▶ [Problem statement]
Copy each line of the entries beneath that contains the word "color".

▶ [Provided information]
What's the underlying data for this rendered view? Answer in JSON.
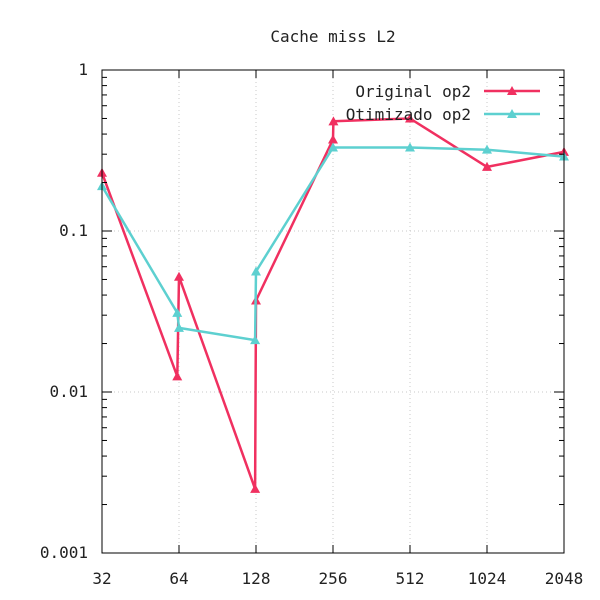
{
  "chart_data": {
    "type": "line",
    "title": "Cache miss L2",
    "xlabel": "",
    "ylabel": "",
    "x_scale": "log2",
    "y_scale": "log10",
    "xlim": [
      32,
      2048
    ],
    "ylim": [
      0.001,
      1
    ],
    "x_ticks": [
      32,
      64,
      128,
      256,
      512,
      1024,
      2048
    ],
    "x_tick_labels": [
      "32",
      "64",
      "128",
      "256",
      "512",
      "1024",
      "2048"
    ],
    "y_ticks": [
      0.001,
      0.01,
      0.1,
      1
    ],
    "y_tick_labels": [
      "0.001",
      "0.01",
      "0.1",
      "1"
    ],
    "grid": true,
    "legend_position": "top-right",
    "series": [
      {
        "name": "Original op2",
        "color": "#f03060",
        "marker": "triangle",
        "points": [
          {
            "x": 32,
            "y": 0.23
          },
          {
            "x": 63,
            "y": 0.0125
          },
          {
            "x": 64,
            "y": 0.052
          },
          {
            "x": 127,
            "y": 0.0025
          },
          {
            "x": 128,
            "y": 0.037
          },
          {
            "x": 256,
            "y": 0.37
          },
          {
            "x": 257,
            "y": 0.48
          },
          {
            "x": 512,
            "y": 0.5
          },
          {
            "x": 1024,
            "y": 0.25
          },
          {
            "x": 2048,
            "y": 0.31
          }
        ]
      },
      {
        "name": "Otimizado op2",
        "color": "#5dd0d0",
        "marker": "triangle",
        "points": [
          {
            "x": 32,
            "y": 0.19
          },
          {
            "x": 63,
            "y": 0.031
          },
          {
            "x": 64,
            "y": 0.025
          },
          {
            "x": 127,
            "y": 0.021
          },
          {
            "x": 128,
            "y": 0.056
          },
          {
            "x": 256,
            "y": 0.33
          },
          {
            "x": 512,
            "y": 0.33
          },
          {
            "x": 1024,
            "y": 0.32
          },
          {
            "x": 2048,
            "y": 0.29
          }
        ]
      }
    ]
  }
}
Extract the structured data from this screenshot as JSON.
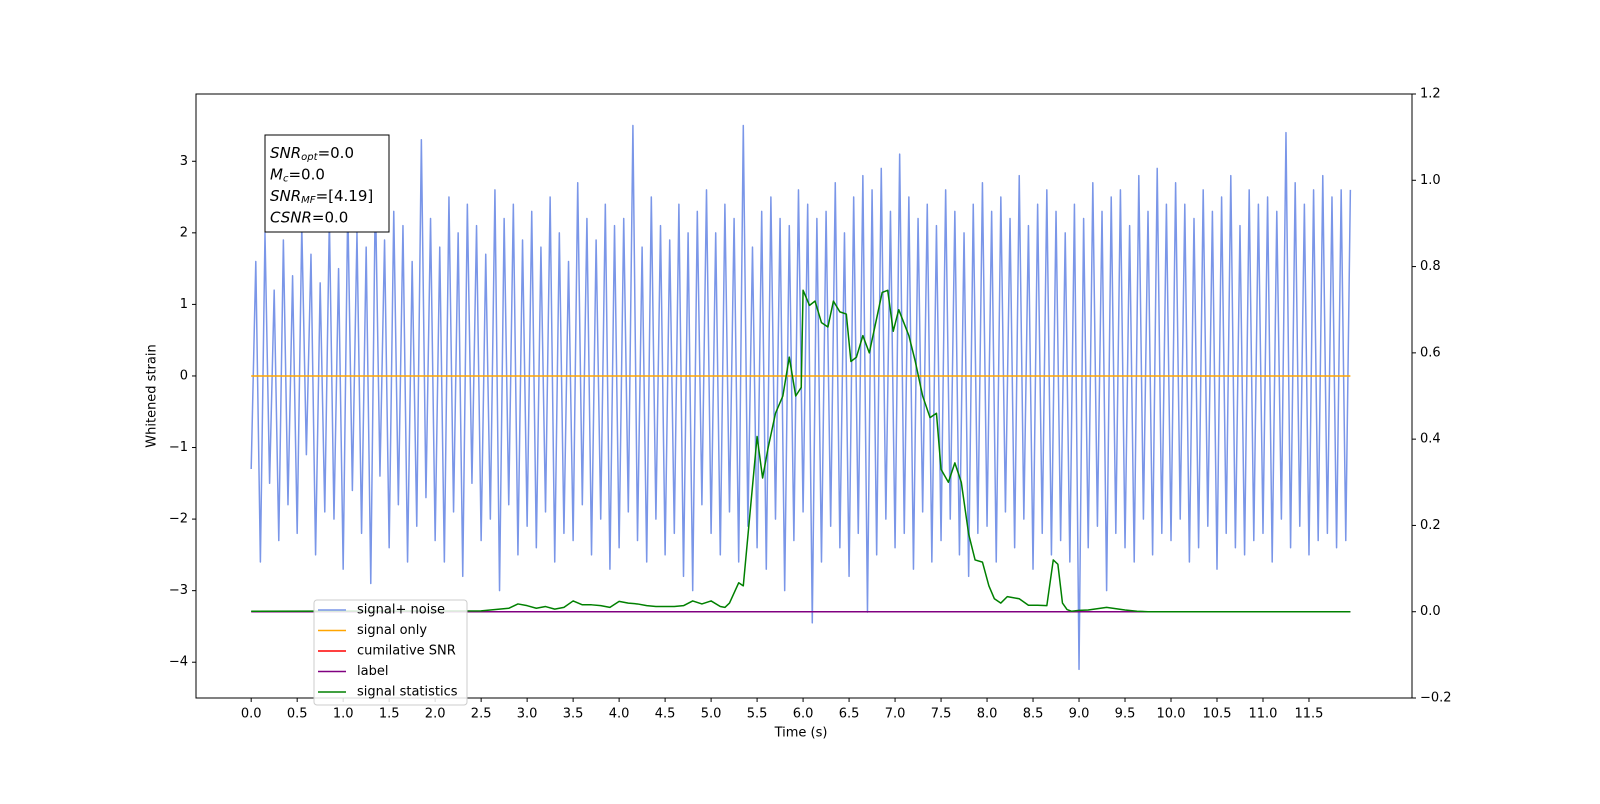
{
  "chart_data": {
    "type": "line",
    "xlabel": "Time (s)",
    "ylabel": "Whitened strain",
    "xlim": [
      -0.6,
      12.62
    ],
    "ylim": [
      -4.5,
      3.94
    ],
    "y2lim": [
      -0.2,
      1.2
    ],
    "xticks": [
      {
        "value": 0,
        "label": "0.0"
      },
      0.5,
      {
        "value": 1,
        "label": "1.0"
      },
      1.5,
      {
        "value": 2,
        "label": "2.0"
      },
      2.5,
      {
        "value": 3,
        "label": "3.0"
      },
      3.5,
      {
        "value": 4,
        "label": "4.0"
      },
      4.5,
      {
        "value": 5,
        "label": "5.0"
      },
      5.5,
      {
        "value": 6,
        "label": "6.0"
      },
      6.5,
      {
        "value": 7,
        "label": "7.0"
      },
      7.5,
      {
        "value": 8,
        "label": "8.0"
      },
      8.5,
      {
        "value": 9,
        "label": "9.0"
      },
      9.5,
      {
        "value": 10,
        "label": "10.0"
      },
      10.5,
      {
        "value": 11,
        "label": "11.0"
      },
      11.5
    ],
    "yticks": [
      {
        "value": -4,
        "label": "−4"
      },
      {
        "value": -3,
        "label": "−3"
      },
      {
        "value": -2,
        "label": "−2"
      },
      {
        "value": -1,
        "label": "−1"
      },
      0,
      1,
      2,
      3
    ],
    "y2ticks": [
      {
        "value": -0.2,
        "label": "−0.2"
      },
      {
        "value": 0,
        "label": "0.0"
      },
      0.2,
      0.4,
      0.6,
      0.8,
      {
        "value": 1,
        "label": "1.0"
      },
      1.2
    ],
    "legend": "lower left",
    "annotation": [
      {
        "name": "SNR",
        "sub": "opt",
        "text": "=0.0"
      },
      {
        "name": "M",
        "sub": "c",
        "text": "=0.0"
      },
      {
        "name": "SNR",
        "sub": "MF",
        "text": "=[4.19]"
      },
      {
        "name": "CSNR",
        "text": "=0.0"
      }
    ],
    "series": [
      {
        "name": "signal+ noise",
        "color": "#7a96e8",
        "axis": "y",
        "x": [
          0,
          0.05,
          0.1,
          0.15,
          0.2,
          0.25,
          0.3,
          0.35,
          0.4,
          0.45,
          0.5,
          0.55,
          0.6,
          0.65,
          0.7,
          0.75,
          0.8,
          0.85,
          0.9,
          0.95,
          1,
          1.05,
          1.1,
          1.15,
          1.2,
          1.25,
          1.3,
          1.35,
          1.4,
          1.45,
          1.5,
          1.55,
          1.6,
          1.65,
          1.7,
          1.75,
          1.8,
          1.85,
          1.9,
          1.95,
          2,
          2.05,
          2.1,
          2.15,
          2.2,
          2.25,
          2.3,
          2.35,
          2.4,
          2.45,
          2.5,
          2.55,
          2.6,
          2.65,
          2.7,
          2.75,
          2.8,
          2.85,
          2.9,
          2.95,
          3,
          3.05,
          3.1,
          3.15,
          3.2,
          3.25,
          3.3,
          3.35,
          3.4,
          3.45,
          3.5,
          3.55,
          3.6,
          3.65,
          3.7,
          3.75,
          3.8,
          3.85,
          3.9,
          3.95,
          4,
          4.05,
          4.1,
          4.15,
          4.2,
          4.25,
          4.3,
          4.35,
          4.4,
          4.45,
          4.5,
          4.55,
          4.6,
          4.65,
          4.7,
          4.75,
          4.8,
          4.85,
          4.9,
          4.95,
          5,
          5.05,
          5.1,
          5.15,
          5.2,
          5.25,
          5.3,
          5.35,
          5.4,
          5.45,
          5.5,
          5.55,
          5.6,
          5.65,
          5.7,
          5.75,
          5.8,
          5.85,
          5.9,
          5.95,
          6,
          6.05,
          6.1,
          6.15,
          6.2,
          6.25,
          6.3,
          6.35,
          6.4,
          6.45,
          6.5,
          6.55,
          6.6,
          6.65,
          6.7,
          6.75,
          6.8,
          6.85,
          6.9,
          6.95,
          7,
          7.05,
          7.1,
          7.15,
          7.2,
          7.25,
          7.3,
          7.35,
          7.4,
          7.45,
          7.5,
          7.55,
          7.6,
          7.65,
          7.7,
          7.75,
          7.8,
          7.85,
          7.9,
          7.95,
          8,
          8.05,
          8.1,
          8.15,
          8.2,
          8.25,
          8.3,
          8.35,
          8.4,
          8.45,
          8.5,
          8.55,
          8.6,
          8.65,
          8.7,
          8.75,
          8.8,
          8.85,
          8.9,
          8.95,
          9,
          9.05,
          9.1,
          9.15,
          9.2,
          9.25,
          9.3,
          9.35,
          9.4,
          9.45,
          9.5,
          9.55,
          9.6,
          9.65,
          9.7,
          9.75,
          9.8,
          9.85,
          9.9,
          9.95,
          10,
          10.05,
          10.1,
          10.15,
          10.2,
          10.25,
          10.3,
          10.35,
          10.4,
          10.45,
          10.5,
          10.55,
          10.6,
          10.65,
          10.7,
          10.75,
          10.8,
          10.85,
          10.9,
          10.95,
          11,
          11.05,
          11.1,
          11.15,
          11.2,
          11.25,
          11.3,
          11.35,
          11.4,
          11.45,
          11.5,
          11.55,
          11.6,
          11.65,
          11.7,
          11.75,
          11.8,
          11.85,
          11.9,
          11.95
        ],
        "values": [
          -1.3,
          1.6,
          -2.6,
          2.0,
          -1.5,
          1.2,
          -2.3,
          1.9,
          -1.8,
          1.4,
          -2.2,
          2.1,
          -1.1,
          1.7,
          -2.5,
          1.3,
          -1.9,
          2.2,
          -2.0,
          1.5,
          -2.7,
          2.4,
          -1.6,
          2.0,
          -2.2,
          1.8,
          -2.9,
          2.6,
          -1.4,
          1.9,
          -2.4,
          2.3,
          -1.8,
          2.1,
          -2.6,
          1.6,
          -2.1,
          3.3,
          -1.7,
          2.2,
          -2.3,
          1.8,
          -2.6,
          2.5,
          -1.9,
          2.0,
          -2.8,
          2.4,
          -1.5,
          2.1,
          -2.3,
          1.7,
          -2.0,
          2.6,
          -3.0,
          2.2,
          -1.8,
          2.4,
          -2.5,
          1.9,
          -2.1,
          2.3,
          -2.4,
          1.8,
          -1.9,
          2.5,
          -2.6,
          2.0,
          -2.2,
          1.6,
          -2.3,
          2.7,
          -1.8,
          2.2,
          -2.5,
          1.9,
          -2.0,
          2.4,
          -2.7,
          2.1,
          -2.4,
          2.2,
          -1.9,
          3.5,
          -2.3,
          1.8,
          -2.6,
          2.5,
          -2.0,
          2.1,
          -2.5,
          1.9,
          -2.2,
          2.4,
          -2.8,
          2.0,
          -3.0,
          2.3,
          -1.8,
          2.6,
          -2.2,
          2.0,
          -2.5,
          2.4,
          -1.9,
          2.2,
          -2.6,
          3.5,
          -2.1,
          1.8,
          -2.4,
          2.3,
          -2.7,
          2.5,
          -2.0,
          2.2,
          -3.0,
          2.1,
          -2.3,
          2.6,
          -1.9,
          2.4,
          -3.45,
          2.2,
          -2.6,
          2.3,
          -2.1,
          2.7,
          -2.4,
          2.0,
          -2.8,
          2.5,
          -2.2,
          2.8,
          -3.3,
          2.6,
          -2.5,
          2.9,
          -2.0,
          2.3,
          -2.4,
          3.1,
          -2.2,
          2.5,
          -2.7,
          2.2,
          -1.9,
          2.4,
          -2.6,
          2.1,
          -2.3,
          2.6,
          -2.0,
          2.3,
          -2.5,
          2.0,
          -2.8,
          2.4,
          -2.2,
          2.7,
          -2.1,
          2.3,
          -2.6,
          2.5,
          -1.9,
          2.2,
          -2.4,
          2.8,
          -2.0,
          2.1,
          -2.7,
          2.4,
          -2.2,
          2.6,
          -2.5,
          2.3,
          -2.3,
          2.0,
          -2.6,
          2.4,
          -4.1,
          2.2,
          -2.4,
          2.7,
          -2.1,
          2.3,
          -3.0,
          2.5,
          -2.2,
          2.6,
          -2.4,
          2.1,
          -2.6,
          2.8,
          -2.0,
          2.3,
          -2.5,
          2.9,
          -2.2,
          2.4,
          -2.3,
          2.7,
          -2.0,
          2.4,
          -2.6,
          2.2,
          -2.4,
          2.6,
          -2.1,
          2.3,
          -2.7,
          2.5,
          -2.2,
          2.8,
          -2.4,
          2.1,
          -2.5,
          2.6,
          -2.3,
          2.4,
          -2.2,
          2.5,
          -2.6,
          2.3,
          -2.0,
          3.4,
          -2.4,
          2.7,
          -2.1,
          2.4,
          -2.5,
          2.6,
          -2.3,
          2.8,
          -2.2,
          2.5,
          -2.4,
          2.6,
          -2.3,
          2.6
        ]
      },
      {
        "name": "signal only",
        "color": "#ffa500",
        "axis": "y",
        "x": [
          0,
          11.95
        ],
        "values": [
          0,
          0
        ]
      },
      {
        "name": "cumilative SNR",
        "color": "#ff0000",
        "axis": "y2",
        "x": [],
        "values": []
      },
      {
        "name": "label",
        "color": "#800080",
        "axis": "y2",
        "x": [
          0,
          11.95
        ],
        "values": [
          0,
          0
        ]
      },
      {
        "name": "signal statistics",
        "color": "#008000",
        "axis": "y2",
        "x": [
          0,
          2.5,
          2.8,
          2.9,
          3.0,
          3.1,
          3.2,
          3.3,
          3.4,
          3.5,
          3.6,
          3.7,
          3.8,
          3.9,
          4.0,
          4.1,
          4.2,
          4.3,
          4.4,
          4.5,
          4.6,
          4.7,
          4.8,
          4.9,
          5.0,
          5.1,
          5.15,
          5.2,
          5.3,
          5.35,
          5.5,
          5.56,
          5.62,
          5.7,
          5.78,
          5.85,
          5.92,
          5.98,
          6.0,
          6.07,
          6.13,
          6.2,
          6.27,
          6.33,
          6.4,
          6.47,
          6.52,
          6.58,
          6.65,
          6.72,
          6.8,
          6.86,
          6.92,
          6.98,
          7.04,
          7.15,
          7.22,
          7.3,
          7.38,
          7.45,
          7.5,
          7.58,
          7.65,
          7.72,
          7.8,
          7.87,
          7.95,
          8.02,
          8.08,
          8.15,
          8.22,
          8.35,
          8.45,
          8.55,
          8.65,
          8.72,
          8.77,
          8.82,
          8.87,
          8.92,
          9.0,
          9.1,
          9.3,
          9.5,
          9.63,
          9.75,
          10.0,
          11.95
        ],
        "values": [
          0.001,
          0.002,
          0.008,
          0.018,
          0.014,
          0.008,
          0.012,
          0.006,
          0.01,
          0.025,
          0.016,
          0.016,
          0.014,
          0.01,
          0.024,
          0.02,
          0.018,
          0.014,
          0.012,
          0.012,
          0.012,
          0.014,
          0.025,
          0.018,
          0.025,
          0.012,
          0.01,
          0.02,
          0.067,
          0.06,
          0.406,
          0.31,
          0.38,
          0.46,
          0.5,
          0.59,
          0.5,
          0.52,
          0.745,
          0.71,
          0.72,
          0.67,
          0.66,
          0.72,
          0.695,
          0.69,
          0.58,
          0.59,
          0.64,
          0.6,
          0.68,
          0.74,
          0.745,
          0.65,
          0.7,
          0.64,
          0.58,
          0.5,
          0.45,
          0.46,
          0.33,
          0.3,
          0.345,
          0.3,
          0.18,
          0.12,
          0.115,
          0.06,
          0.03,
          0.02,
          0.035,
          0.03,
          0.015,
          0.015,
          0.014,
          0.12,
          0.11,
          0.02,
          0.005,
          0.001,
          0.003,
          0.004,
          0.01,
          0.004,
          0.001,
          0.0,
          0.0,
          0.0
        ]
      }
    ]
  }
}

▶ [Finished exercise]
        "color": "#f03060",
        "color": "#5dd0d0",
        "color": "#7a96e8",
        "color": "#ffa500",
        "color": "#ff0000",
        "color": "#800080",
        "color": "#008000",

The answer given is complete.